-- Problem description --
What is the number of lines in these entries that contain "Partes"? State it alone.
──────── Given records
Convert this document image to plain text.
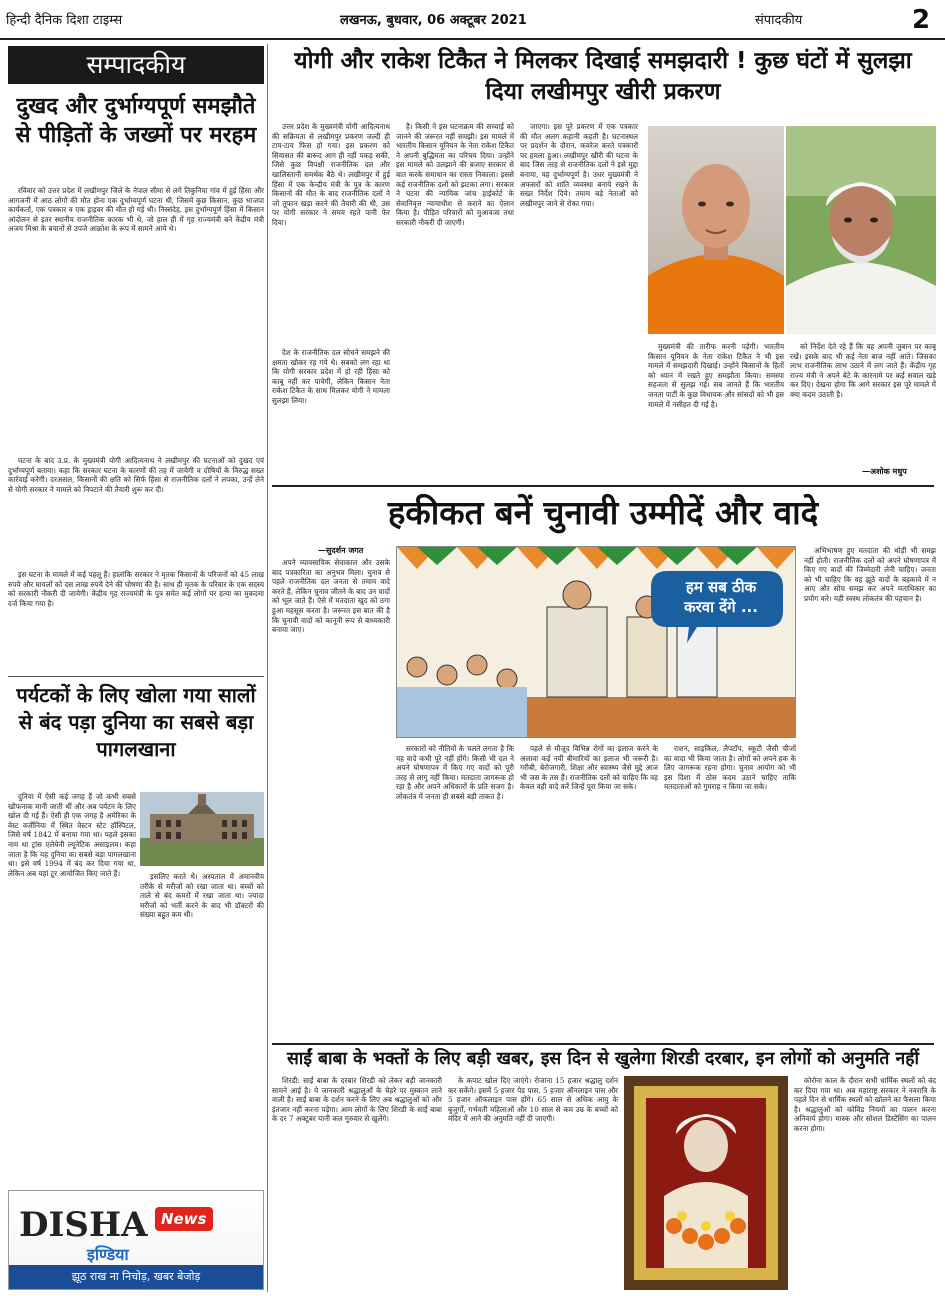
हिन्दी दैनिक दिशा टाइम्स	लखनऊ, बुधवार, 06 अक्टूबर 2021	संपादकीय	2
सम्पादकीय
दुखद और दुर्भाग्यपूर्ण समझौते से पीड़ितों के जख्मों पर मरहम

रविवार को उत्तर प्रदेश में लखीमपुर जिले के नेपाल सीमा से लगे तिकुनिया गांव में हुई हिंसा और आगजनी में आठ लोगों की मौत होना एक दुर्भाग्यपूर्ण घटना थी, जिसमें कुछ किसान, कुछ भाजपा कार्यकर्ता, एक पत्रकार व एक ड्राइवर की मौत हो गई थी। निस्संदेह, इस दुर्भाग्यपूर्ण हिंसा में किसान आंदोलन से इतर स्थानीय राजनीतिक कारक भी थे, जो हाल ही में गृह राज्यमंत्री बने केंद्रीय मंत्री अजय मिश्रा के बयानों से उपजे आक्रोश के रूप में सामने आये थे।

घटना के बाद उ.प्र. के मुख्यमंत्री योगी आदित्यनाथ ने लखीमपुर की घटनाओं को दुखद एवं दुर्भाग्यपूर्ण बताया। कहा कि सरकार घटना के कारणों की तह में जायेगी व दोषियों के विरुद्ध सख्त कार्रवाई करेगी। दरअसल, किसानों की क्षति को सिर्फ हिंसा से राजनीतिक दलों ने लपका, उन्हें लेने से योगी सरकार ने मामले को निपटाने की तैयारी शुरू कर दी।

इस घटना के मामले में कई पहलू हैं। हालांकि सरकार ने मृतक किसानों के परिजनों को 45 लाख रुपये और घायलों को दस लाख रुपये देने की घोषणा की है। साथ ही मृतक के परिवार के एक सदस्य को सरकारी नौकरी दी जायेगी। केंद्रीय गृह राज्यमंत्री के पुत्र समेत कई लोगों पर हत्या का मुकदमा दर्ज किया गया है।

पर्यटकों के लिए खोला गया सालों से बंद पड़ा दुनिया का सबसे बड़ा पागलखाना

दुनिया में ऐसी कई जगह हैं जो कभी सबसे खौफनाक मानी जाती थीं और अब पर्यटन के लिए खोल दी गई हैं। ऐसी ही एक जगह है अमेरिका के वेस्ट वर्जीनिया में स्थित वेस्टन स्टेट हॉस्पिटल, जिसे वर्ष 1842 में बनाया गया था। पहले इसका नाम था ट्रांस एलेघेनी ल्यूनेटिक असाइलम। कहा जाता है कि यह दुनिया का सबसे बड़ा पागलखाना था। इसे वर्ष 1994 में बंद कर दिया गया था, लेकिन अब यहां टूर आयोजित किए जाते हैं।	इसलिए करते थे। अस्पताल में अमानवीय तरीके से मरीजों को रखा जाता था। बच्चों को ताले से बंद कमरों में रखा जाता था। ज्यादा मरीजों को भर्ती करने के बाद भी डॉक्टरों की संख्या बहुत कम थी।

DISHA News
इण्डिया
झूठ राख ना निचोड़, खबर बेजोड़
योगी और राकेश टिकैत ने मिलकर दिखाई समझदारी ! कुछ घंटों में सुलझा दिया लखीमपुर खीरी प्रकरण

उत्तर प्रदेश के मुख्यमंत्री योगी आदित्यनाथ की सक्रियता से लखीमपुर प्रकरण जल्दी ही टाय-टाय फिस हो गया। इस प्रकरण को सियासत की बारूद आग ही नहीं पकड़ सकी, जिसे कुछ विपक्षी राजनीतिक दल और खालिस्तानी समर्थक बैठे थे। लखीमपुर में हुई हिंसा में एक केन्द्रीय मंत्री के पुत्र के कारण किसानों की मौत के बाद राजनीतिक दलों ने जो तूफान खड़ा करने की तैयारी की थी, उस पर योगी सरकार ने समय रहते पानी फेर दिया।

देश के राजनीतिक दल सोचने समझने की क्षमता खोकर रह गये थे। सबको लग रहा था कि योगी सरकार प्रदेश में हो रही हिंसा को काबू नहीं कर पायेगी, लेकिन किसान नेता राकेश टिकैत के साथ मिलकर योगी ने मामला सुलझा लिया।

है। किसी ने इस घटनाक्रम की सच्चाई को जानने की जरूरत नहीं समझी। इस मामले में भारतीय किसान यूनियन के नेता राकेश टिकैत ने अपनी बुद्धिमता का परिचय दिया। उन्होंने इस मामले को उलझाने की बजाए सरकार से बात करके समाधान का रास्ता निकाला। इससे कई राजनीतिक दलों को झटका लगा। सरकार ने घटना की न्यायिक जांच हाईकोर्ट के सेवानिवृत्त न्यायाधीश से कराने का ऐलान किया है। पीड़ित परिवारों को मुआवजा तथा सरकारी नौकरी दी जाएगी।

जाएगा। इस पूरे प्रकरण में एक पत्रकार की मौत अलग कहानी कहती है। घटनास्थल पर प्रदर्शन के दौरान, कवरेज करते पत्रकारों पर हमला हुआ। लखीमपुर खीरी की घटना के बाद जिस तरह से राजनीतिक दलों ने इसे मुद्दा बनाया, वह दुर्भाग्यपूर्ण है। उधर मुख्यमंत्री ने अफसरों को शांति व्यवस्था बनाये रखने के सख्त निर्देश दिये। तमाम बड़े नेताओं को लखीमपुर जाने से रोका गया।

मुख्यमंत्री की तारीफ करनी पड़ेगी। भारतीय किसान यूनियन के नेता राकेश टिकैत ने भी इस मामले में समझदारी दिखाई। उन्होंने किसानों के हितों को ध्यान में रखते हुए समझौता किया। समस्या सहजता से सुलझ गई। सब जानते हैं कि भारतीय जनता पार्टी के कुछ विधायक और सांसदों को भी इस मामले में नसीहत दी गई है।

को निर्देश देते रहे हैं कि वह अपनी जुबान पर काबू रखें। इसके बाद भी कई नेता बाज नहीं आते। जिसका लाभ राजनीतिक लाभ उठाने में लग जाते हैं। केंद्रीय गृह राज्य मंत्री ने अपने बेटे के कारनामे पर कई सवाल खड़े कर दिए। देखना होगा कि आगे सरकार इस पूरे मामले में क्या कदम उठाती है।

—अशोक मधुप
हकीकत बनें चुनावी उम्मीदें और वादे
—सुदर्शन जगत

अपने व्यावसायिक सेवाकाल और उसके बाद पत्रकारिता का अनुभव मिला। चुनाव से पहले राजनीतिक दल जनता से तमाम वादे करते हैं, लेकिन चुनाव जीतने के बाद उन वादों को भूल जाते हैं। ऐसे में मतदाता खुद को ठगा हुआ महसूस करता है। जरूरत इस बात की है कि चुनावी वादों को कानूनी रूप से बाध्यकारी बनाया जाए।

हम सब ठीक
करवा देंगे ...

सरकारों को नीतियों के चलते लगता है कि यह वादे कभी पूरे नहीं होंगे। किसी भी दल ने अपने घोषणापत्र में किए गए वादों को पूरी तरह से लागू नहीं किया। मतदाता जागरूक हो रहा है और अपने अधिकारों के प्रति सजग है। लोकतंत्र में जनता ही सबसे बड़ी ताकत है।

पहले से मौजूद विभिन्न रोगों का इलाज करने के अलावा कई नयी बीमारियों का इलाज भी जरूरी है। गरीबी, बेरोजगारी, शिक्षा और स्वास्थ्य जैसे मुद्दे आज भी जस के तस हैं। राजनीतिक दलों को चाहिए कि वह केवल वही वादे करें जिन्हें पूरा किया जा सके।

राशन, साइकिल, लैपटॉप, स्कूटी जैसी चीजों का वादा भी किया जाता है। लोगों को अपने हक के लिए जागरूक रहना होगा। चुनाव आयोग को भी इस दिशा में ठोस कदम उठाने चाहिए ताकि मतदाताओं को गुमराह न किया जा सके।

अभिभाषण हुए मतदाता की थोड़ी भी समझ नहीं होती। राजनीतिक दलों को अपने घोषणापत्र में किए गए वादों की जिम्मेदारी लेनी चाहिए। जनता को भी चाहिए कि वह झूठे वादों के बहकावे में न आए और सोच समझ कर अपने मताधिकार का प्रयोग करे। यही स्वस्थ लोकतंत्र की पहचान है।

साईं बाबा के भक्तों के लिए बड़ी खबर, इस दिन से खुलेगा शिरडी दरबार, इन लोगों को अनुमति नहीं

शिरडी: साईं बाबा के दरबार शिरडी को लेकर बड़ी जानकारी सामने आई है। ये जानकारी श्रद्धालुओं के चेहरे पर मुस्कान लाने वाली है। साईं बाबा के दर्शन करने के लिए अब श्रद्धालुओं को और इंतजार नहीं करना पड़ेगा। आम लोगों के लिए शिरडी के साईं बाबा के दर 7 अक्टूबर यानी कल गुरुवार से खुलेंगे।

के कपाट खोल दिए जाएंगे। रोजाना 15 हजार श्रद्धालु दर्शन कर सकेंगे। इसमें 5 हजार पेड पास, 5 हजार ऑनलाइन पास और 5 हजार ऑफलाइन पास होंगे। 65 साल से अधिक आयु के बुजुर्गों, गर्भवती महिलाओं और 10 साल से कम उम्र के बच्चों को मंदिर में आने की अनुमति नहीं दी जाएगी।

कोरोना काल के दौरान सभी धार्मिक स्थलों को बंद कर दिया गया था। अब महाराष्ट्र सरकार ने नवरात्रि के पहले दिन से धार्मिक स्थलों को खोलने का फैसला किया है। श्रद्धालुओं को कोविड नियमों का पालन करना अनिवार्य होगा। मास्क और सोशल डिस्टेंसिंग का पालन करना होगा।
────────────────
──────── Given records
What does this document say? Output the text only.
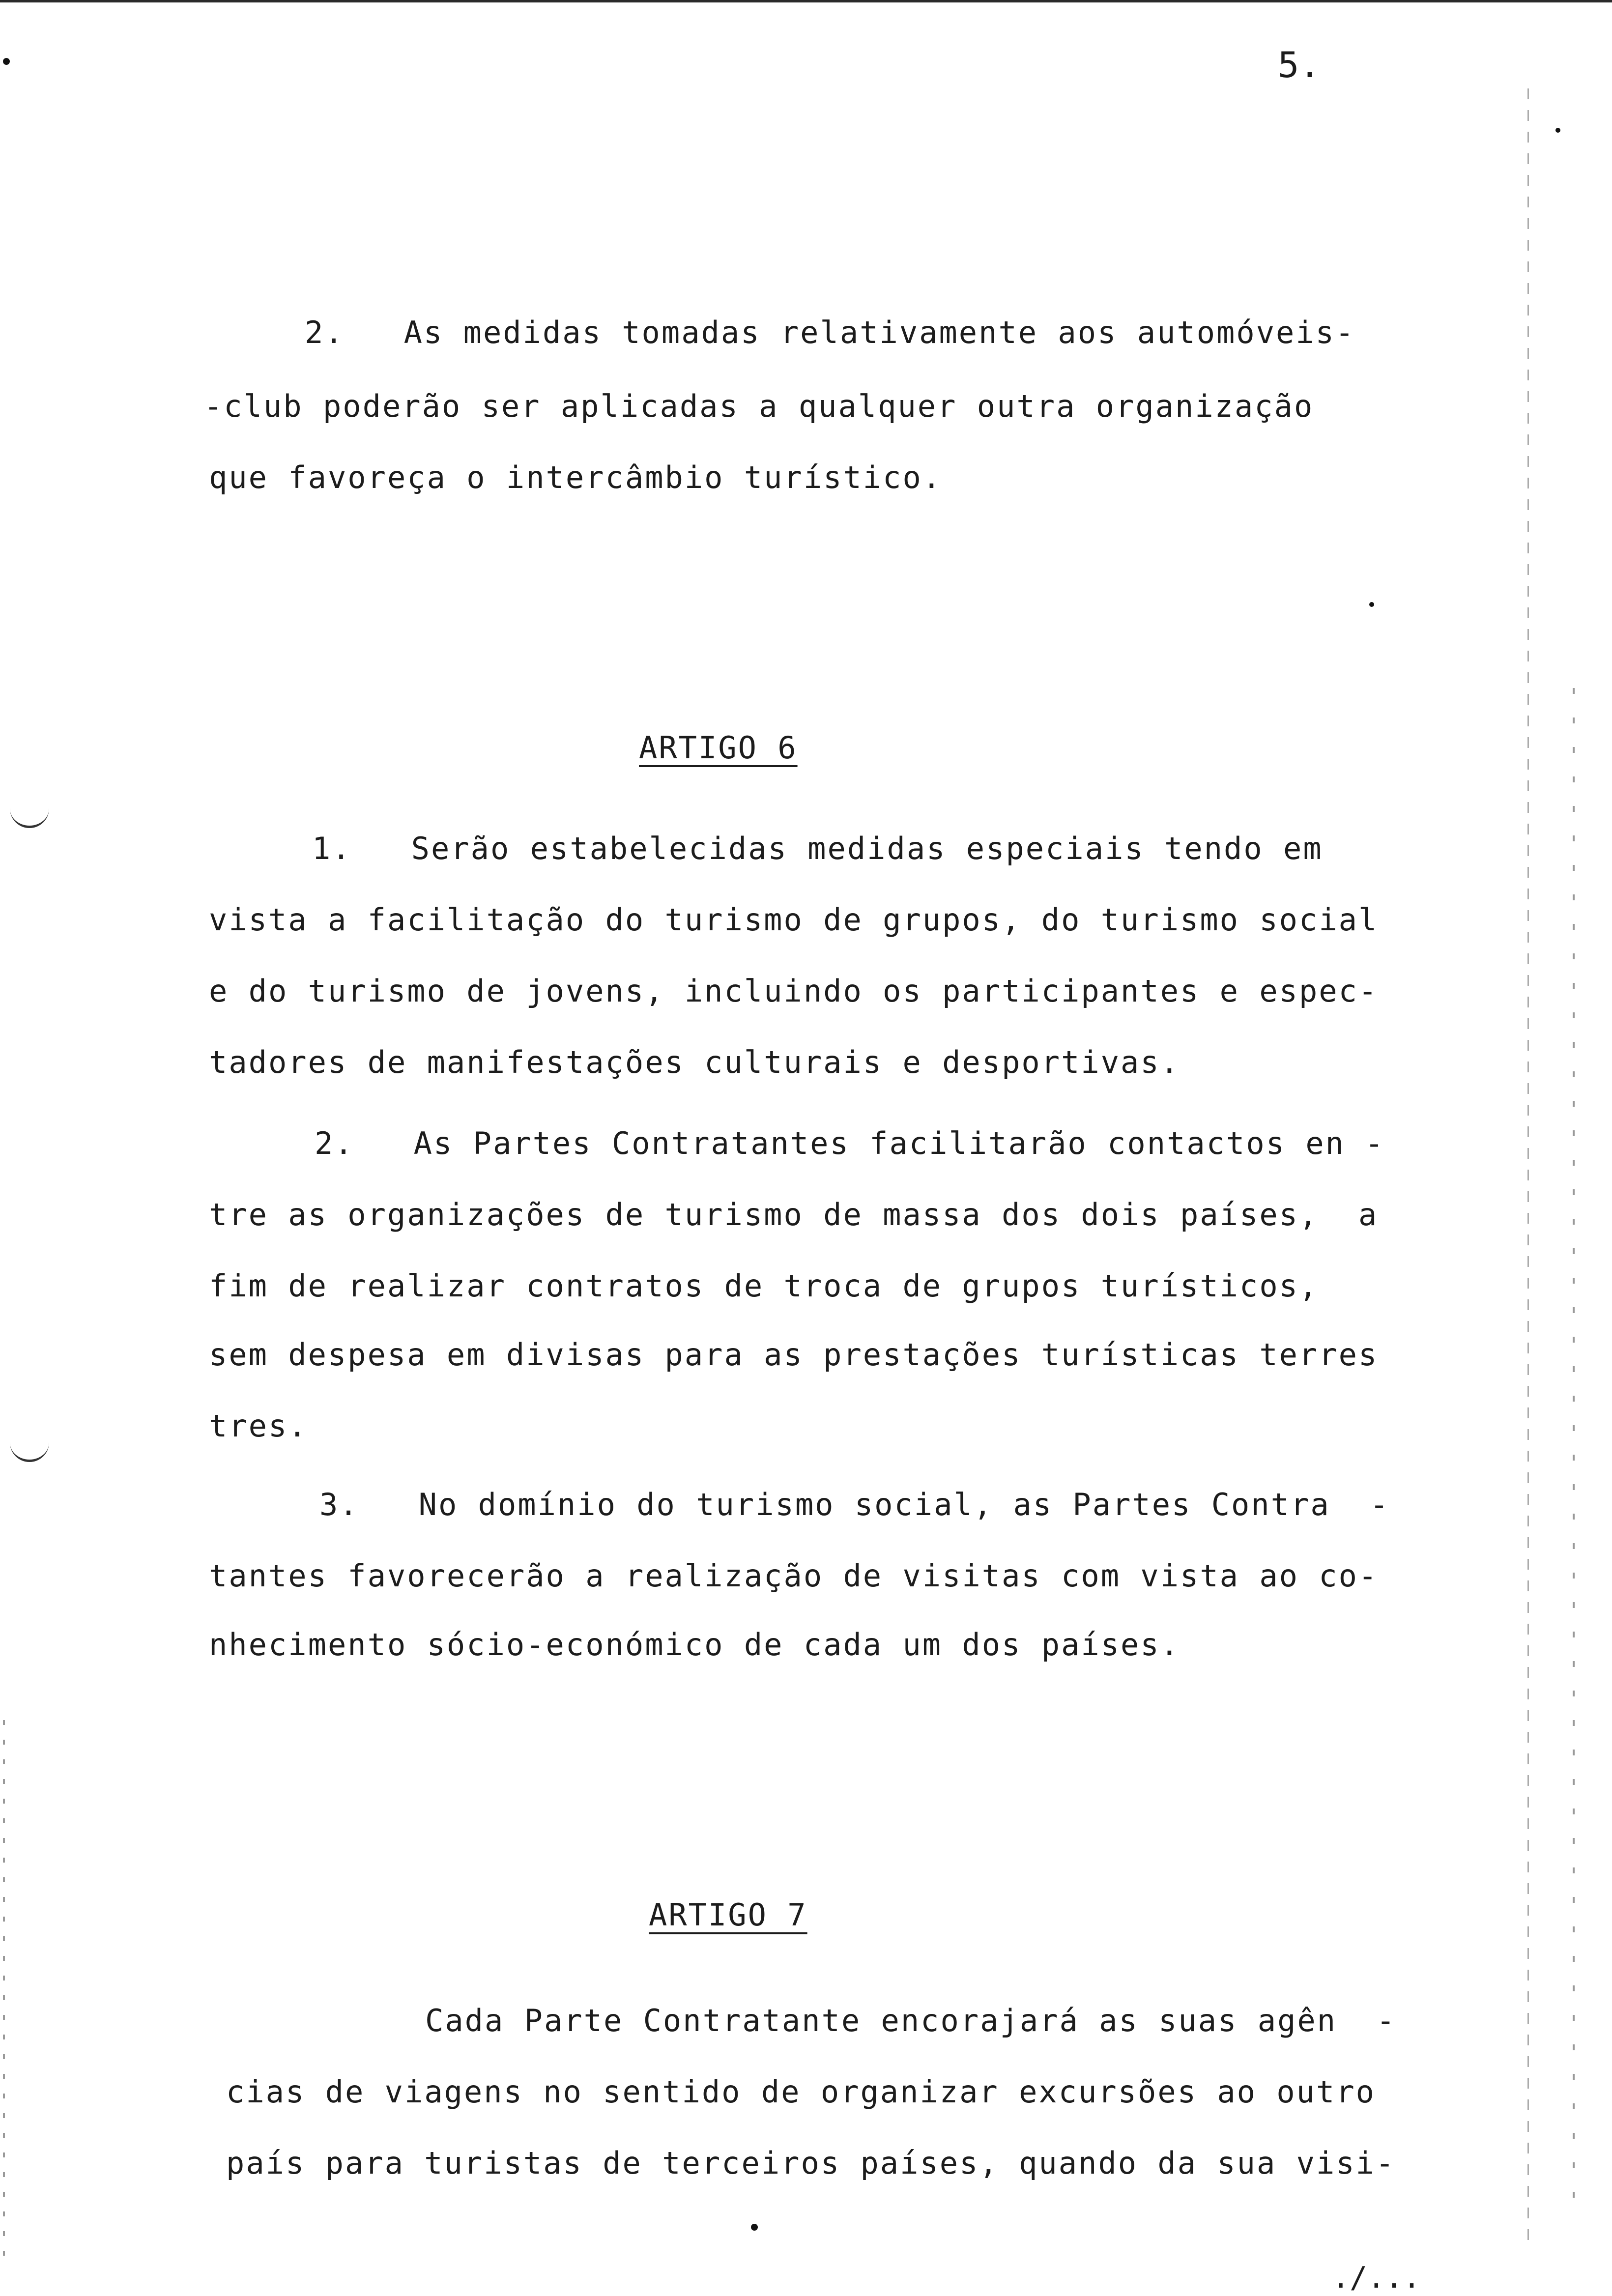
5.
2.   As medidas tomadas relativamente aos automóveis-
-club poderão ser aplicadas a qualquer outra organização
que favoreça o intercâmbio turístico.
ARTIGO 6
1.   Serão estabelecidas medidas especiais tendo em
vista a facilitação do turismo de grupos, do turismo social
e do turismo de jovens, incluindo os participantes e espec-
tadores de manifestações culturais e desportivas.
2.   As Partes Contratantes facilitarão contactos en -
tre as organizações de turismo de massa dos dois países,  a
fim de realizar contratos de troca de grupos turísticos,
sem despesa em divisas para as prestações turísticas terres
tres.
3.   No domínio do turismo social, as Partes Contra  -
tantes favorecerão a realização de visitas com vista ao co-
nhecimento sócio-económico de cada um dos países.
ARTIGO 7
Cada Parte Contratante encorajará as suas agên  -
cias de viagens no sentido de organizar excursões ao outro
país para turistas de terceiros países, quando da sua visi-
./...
────────────────
-- Task output --
2